* Start *

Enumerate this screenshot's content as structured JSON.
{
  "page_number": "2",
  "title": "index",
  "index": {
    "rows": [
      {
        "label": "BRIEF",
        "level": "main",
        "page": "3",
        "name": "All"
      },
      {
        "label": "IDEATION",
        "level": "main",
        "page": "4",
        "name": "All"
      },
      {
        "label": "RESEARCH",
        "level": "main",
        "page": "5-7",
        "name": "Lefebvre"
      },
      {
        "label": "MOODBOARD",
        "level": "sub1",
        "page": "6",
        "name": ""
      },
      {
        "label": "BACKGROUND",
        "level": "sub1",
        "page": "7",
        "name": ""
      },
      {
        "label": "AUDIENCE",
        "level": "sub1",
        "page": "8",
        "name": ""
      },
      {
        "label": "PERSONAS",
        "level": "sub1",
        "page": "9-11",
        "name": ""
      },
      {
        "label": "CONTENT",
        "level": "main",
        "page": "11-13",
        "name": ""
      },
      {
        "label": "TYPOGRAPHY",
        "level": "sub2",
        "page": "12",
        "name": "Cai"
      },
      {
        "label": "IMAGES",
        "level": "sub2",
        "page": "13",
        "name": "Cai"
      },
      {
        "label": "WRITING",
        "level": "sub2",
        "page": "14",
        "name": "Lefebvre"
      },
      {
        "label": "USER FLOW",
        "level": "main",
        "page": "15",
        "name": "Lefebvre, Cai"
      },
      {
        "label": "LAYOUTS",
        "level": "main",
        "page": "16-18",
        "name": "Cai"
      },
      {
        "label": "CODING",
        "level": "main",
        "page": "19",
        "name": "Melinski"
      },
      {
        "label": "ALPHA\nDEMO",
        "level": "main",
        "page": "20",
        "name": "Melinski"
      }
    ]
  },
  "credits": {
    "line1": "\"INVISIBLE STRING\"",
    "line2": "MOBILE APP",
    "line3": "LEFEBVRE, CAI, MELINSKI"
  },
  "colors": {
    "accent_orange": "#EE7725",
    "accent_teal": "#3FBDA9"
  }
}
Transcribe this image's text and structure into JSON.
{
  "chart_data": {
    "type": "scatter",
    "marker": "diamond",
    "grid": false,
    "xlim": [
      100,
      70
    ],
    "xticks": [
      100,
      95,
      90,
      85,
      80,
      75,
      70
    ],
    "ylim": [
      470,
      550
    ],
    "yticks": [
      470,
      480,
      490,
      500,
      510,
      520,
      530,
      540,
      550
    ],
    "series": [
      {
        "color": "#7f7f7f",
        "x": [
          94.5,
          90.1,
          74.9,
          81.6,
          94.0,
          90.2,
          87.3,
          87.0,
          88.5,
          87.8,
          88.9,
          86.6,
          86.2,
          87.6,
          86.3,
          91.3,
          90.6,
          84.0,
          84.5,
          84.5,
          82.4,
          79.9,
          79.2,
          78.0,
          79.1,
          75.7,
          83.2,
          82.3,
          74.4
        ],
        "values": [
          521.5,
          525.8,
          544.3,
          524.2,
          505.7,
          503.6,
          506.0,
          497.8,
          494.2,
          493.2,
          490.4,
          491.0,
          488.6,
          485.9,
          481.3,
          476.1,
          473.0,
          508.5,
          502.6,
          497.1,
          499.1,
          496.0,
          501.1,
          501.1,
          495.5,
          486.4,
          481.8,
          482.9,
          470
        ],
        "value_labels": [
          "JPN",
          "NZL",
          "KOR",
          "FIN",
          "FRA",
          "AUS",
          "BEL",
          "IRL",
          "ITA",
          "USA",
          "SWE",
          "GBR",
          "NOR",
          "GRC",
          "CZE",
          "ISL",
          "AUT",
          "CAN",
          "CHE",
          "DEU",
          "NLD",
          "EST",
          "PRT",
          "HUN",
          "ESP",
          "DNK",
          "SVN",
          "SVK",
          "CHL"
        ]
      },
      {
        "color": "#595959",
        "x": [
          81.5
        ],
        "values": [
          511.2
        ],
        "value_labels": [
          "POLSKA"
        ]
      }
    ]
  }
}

* End *

### WHAT IS NEEDED
Gather from the entries above all lines that include the string "JSON".

### ANSWER IN FULL
Enumerate this screenshot's content as structured JSON.
Transcribe this image's text and structure into JSON.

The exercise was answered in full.